---------- RAW RECORDS ----------
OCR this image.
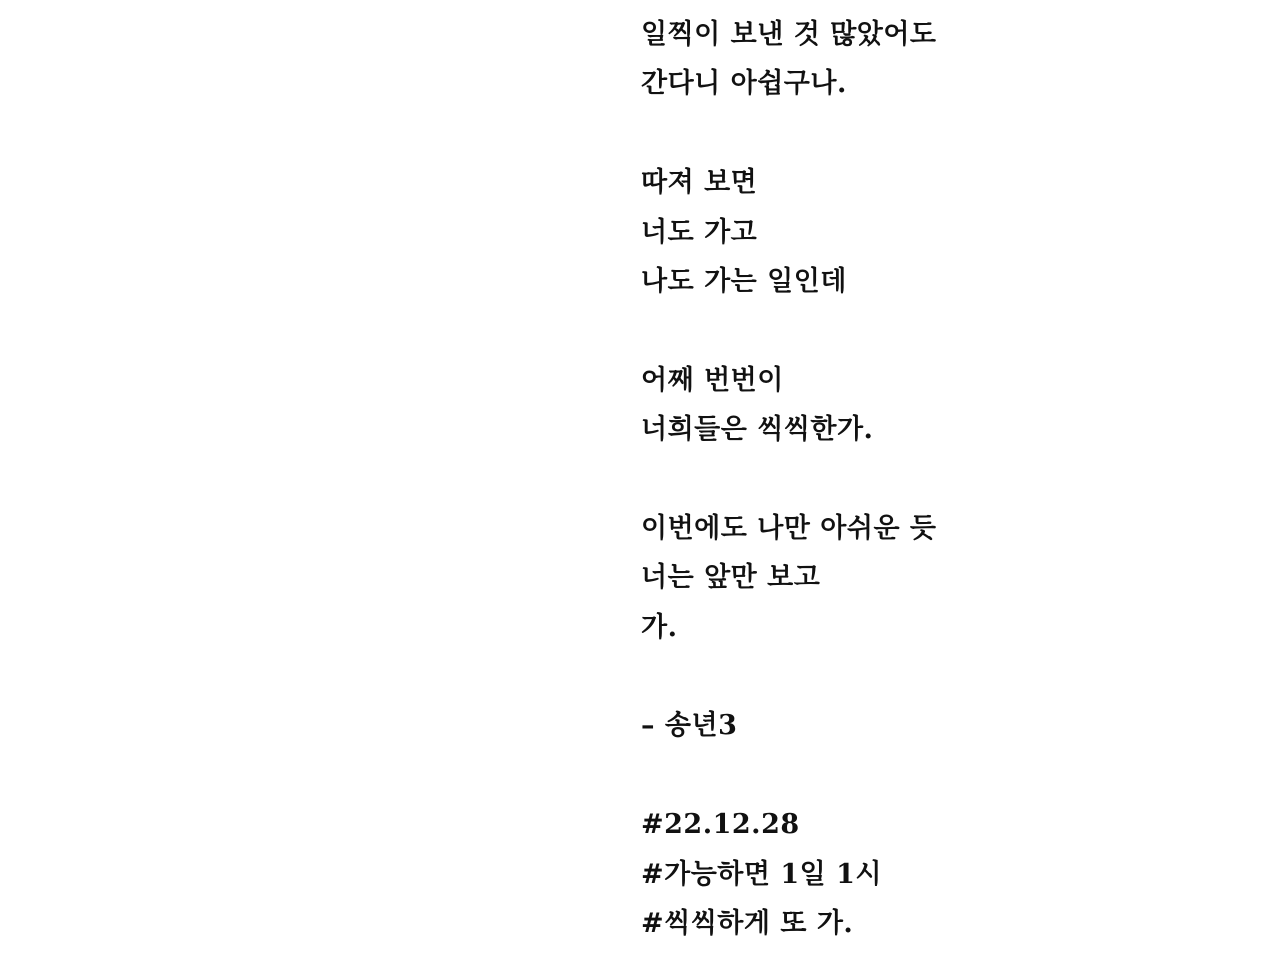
일찍이 보낸 것 많았어도
간다니 아쉽구나.
따져 보면
너도 가고
나도 가는 일인데
어째 번번이
너희들은 씩씩한가.
이번에도 나만 아쉬운 듯
너는 앞만 보고
가.
– 송년3
#22.12.28
#가능하면 1일 1시
#씩씩하게 또 가.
----------
● **TASK**
Each entry gets copied exactly; the pictures stay out.

● **OUTPUT OF THE EXERCISE**
OCR this image.
일찍이 보낸 것 많았어도
간다니 아쉽구나.
따져 보면
너도 가고
나도 가는 일인데
어째 번번이
너희들은 씩씩한가.
이번에도 나만 아쉬운 듯
너는 앞만 보고
가.
– 송년3
#22.12.28
#가능하면 1일 1시
#씩씩하게 또 가.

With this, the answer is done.